Goal - Turn each line of the material below into a row of a Markdown table with two columns, Row for the row number and Text for the line itself, and skip blank lines. Leave the pictures out.

Extracted records -
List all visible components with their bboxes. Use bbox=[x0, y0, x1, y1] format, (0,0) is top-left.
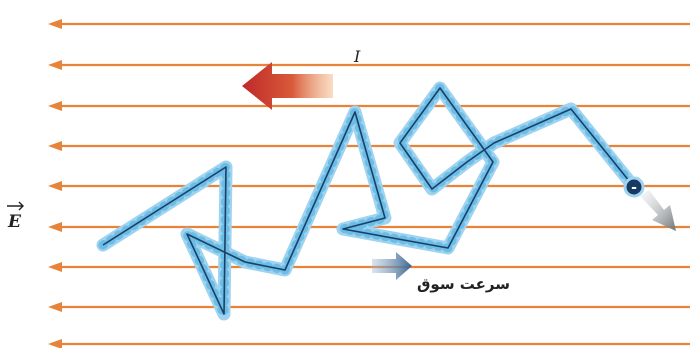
field-line bbox=[48, 339, 690, 348]
field-line bbox=[48, 101, 690, 111]
field-symbol: E bbox=[7, 212, 22, 232]
field-line bbox=[48, 302, 690, 312]
field-line bbox=[48, 60, 690, 70]
field-line bbox=[48, 19, 690, 29]
current-label: I bbox=[353, 47, 361, 66]
field-line bbox=[48, 262, 690, 272]
drift-velocity-label: سرعت سوق bbox=[417, 275, 510, 293]
field-label: E bbox=[7, 202, 23, 232]
electron-path bbox=[103, 88, 634, 314]
electron-charge: - bbox=[631, 180, 637, 196]
final-velocity-arrow bbox=[640, 190, 676, 231]
current-arrow bbox=[242, 62, 333, 110]
electron: - bbox=[625, 178, 643, 196]
drift-velocity-arrow bbox=[372, 252, 412, 280]
vector-arrow-icon bbox=[7, 202, 23, 210]
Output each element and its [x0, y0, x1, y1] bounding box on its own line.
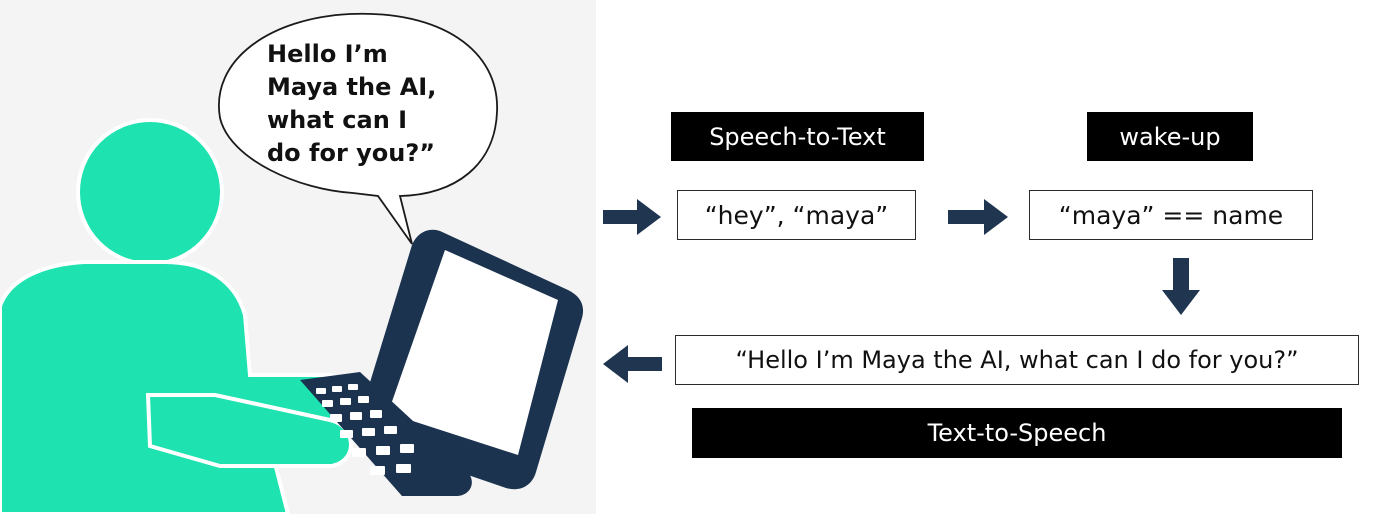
speech-bubble-text: Hello I’m Maya the AI, what can I do for… [267, 40, 437, 167]
user-illustration [0, 12, 584, 514]
wake-up-label: wake-up [1087, 112, 1253, 161]
speech-bubble-icon [218, 12, 498, 245]
arrow-down-icon [1162, 258, 1200, 315]
laptop-icon [300, 229, 584, 496]
speech-to-text-label: Speech-to-Text [671, 112, 924, 161]
person-icon [0, 118, 353, 514]
text-to-speech-label: Text-to-Speech [692, 408, 1342, 458]
arrow-right-icon [948, 199, 1008, 235]
name-check-box: “maya” == name [1029, 190, 1313, 240]
arrow-left-icon [603, 345, 662, 383]
reply-box: “Hello I’m Maya the AI, what can I do fo… [675, 335, 1359, 385]
arrow-right-icon [603, 199, 661, 235]
recognized-words-box: “hey”, “maya” [677, 190, 916, 240]
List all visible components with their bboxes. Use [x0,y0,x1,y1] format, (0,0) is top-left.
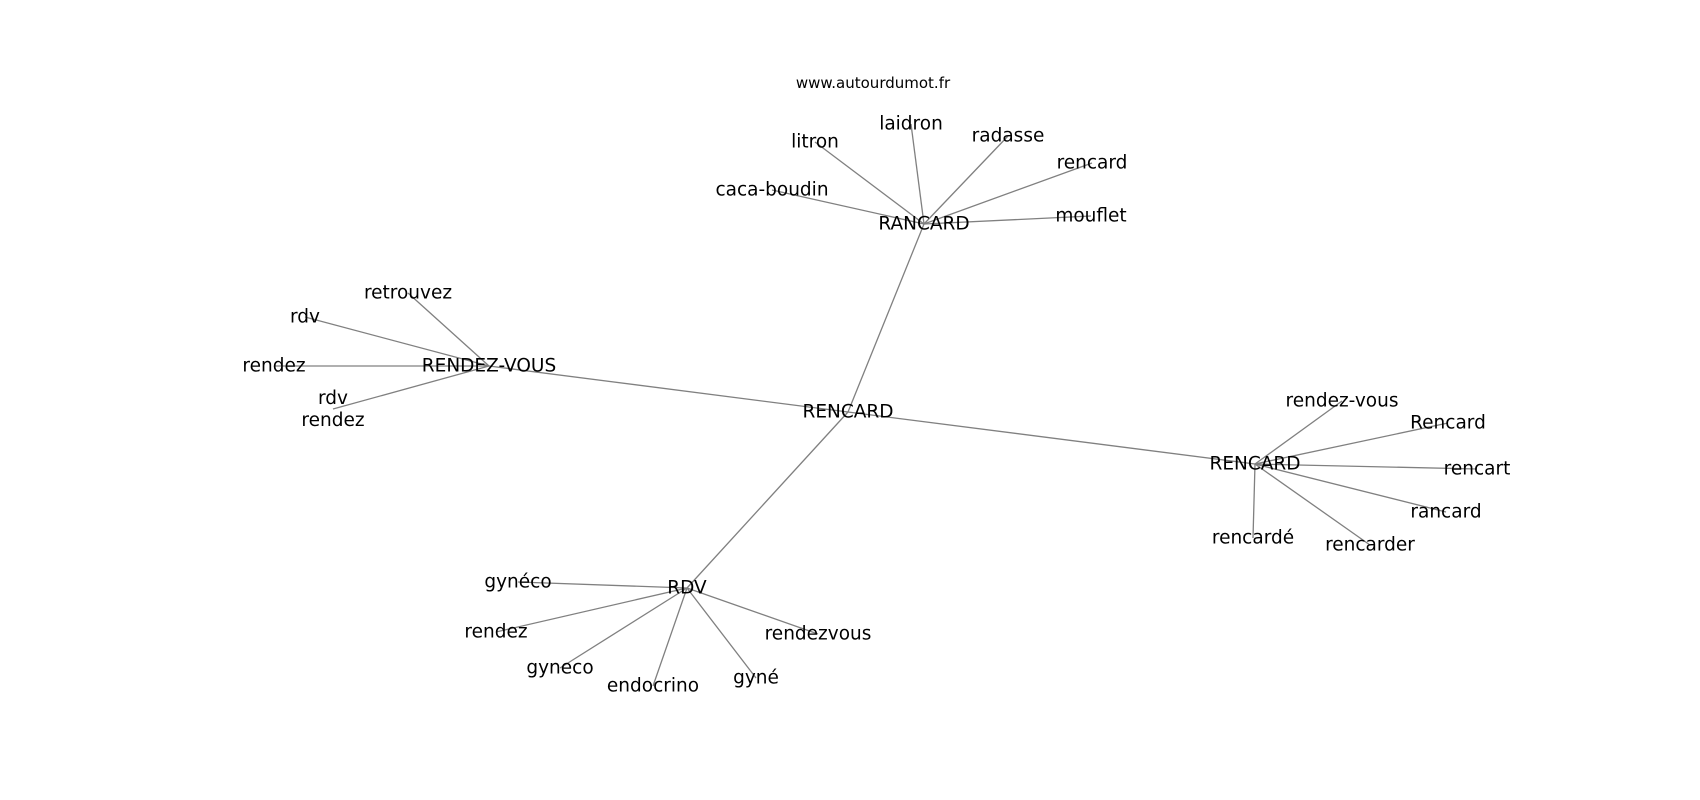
edge-center-to-rendez-vous [488,365,849,413]
edge-rencard-right-to-rencarde [1252,463,1256,539]
leaf-node-laidron: laidron [879,114,943,135]
edge-rencard-right-to-rendez-vous [1254,400,1343,465]
edge-rancard-to-laidron [910,123,925,225]
leaf-node-rencarde: rencardé [1212,528,1294,549]
leaf-node-mouflet: mouflet [1055,206,1126,227]
edge-center-to-rencard-right [847,411,1256,465]
edge-rdv-to-endocrino [652,587,688,687]
leaf-node-rendez: rendez [242,356,305,377]
edge-rancard-to-radasse [923,135,1009,225]
hub-node-rendez-vous: RENDEZ-VOUS [422,356,556,377]
leaf-node-rencard: rencard [1057,153,1128,174]
leaf-node-litron: litron [791,132,839,153]
edge-rencard-right-to-rancard [1254,463,1447,513]
graph-edges [274,123,1478,687]
edge-rencard-right-to-rencard [1254,422,1449,465]
hub-node-rencard-right: RENCARD [1209,454,1300,475]
edge-rancard-to-caca-boudin [771,189,925,225]
edge-center-to-rdv [686,411,849,589]
leaf-node-caca-boudin: caca-boudin [715,180,828,201]
leaf-node-endocrino: endocrino [607,676,699,697]
edge-rendez-vous-to-retrouvez [407,292,490,367]
leaf-node-gyne: gyné [733,668,779,689]
source-watermark: www.autourdumot.fr [796,74,951,92]
leaf-node-rendezvous: rendezvous [765,624,872,645]
edge-rdv-to-gyne [686,587,757,679]
leaf-node-gyneco: gyneco [526,658,593,679]
hub-node-rdv: RDV [667,578,707,599]
leaf-node-rendez: rendez [464,622,527,643]
edge-rancard-to-litron [814,141,925,225]
leaf-node-retrouvez: retrouvez [364,283,452,304]
edge-center-to-rancard [847,223,925,413]
leaf-node-rendez-vous: rendez-vous [1286,391,1399,412]
edge-rdv-to-rendez [495,587,688,633]
edge-rdv-to-gyneco [517,581,688,589]
edge-rdv-to-gyneco [559,587,688,669]
hub-node-rancard: RANCARD [878,214,969,235]
edge-rencard-right-to-rencart [1254,463,1478,470]
leaf-node-rencarder: rencarder [1325,535,1415,556]
edge-rendez-vous-to-rdv-rendez [332,365,490,410]
leaf-node-radasse: radasse [972,126,1045,147]
leaf-node-rancard: rancard [1410,502,1481,523]
edge-rencard-right-to-rencarder [1254,463,1371,546]
center-node-label: RENCARD [802,402,893,423]
leaf-node-gyneco: gynéco [484,572,551,593]
leaf-node-rencart: rencart [1444,459,1511,480]
edge-rancard-to-rencard [923,162,1093,225]
edge-rendez-vous-to-rdv [304,316,490,367]
label-line: rendez [301,410,364,431]
edge-rancard-to-mouflet [923,215,1092,225]
label-line: rdv [318,388,348,409]
leaf-node-rdv: rdv [290,307,320,328]
edge-rdv-to-rendezvous [686,587,819,635]
leaf-node-rencard: Rencard [1410,413,1486,434]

Result of this task -
| Row | Text |
|---|---|
| 1 | List all visible components with their bboxes. Use bbox=[x0, y0, x1, y1] format, (0,0) is top-left. |
| 2 | field-line bbox=[48, 339, 690, 348] |
| 3 | field-line bbox=[48, 101, 690, 111] |
| 4 | field-symbol: E bbox=[7, 212, 22, 232] |
| 5 | field-line bbox=[48, 302, 690, 312] |
| 6 | field-line bbox=[48, 60, 690, 70] |
| 7 | field-line bbox=[48, 19, 690, 29] |
| 8 | current-label: I bbox=[353, 47, 361, 66] |
| 9 | field-line bbox=[48, 262, 690, 272] |
| 10 | drift-velocity-label: سرعت سوق bbox=[417, 275, 510, 293] |
| 11 | field-label: E bbox=[7, 202, 23, 232] |
| 12 | electron-path bbox=[103, 88, 634, 314] |
| 13 | electron-charge: - bbox=[631, 180, 637, 196] |
| 14 | final-velocity-arrow bbox=[640, 190, 676, 231] |
| 15 | current-arrow bbox=[242, 62, 333, 110] |
| 16 | electron: - bbox=[625, 178, 643, 196] |
| 17 | drift-velocity-arrow bbox=[372, 252, 412, 280] |
| 18 | vector-arrow-icon bbox=[7, 202, 23, 210] |
| 19 | Output each element and its [x0, y0, x1, y1] bounding box on its own line. |
| 20 | speech-bubble-text: Hello I’m Maya the AI, what can I do for… [267, 40, 437, 167] |
| 21 | user-illustration [0, 12, 584, 514] |
| 22 | wake-up-label: wake-up [1087, 112, 1253, 161] |
| 23 | speech-bubble-icon [218, 12, 498, 245] |
| 24 | arrow-down-icon [1162, 258, 1200, 315] |
| 25 | laptop-icon [300, 229, 584, 496] |
| 26 | speech-to-text-label: Speech-to-Text [671, 112, 924, 161] |
| 27 | person-icon [0, 118, 353, 514] |
| 28 | text-to-speech-label: Text-to-Speech [692, 408, 1342, 458] |
| 29 | arrow-right-icon [948, 199, 1008, 235] |
| 30 | name-check-box: “maya” == name [1029, 190, 1313, 240] |
| 31 | arrow-left-icon [603, 345, 662, 383] |
| 32 | reply-box: “Hello I’m Maya the AI, what can I do fo… [675, 335, 1359, 385] |
| 33 | arrow-right-icon [603, 199, 661, 235] |
| 34 | recognized-words-box: “hey”, “maya” [677, 190, 916, 240] |
| 35 | List all visible components with their bboxes. Use [x0,y0,x1,y1] format, (0,0) is top-left. |
| 36 | edge-center-to-rendez-vous [488,365,849,413] |
| 37 | edge-rencard-right-to-rencarde [1252,463,1256,539] |
| 38 | leaf-node-laidron: laidron [879,114,943,135] |
| 39 | edge-rencard-right-to-rendez-vous [1254,400,1343,465] |
| 40 | edge-rancard-to-laidron [910,123,925,225] |
| 41 | leaf-node-rencarde: rencardé [1212,528,1294,549] |
| 42 | leaf-node-mouflet: mouflet [1055,206,1126,227] |
| 43 | edge-center-to-rencard-right [847,411,1256,465] |
| 44 | edge-rdv-to-endocrino [652,587,688,687] |
| 45 | leaf-node-rendez: rendez [242,356,305,377] |
| 46 | edge-rancard-to-radasse [923,135,1009,225] |
| 47 | hub-node-rendez-vous: RENDEZ-VOUS [422,356,556,377] |
| 48 | leaf-node-rencard: rencard [1057,153,1128,174] |
| 49 | leaf-node-litron: litron [791,132,839,153] |
| 50 | edge-rencard-right-to-rancard [1254,463,1447,513] |
| 51 | graph-edges [274,123,1478,687] |
| 52 | edge-rencard-right-to-rencard [1254,422,1449,465] |
| 53 | hub-node-rencard-right: RENCARD [1209,454,1300,475] |
| 54 | edge-rancard-to-caca-boudin [771,189,925,225] |
| 55 | edge-center-to-rdv [686,411,849,589] |
| 56 | leaf-node-caca-boudin: caca-boudin [715,180,828,201] |
| 57 | leaf-node-endocrino: endocrino [607,676,699,697] |
| 58 | edge-rendez-vous-to-retrouvez [407,292,490,367] |
| 59 | leaf-node-gyne: gyné [733,668,779,689] |
| 60 | source-watermark: www.autourdumot.fr [796,74,951,92] |
| 61 | leaf-node-rendezvous: rendezvous [765,624,872,645] |
| 62 | edge-rdv-to-gyne [686,587,757,679] |
| 63 | leaf-node-gyneco: gyneco [526,658,593,679] |
| 64 | hub-node-rdv: RDV [667,578,707,599] |
| 65 | leaf-node-rendez: rendez [464,622,527,643] |
| 66 | edge-rancard-to-litron [814,141,925,225] |
| 67 | leaf-node-retrouvez: retrouvez [364,283,452,304] |
| 68 | edge-center-to-rancard [847,223,925,413] |
| 69 | leaf-node-rendez-vous: rendez-vous [1286,391,1399,412] |
| 70 | edge-rdv-to-rendez [495,587,688,633] |
| 71 | edge-rdv-to-gyneco [517,581,688,589] |
| 72 | edge-rdv-to-gyneco [559,587,688,669] |
| 73 | hub-node-rancard: RANCARD [878,214,969,235] |
| 74 | edge-rencard-right-to-rencart [1254,463,1478,470] |
| 75 | leaf-node-rencarder: rencarder [1325,535,1415,556] |
| 76 | edge-rendez-vous-to-rdv-rendez [332,365,490,410] |
| 77 | leaf-node-radasse: radasse [972,126,1045,147] |
| 78 | leaf-node-rancard: rancard [1410,502,1481,523] |
| 79 | edge-rencard-right-to-rencarder [1254,463,1371,546] |
| 80 | center-node-label: RENCARD [802,402,893,423] |
| 81 | leaf-node-gyneco: gynéco [484,572,551,593] |
| 82 | leaf-node-rencart: rencart [1444,459,1511,480] |
| 83 | edge-rancard-to-rencard [923,162,1093,225] |
| 84 | edge-rendez-vous-to-rdv [304,316,490,367] |
| 85 | label-line: rendez [301,410,364,431] |
| 86 | edge-rancard-to-mouflet [923,215,1092,225] |
| 87 | label-line: rdv [318,388,348,409] |
| 88 | leaf-node-rdv: rdv [290,307,320,328] |
| 89 | edge-rdv-to-rendezvous [686,587,819,635] |
| 90 | leaf-node-rencard: Rencard [1410,413,1486,434] |